The problem: Repeat the material exactly, every line of it.

---------------

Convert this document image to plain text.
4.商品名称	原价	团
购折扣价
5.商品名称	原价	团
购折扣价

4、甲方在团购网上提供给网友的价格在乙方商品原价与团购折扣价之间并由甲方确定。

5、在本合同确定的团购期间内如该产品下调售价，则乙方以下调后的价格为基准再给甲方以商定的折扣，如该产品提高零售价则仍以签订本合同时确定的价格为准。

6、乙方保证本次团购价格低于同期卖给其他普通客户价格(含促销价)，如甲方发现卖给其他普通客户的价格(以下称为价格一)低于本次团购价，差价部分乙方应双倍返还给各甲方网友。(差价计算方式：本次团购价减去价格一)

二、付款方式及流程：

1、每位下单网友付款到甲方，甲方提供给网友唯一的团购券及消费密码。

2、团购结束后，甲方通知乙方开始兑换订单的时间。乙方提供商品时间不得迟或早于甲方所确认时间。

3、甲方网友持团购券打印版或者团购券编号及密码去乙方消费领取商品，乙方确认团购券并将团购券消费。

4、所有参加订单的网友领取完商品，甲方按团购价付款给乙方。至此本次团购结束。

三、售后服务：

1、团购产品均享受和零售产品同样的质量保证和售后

---------------

Exercise solution:
Convert this document image to plain text.
4.商品名称	原价	团
购折扣价
5.商品名称	原价	团
购折扣价

4、甲方在团购网上提供给网友的价格在乙方商品原价与团购折扣价之间并由甲方确定。

5、在本合同确定的团购期间内如该产品下调售价，则乙方以下调后的价格为基准再给甲方以商定的折扣，如该产品提高零售价则仍以签订本合同时确定的价格为准。

6、乙方保证本次团购价格低于同期卖给其他普通客户价格(含促销价)，如甲方发现卖给其他普通客户的价格(以下称为价格一)低于本次团购价，差价部分乙方应双倍返还给各甲方网友。(差价计算方式：本次团购价减去价格一)

二、付款方式及流程：

1、每位下单网友付款到甲方，甲方提供给网友唯一的团购券及消费密码。

2、团购结束后，甲方通知乙方开始兑换订单的时间。乙方提供商品时间不得迟或早于甲方所确认时间。

3、甲方网友持团购券打印版或者团购券编号及密码去乙方消费领取商品，乙方确认团购券并将团购券消费。

4、所有参加订单的网友领取完商品，甲方按团购价付款给乙方。至此本次团购结束。

三、售后服务：

1、团购产品均享受和零售产品同样的质量保证和售后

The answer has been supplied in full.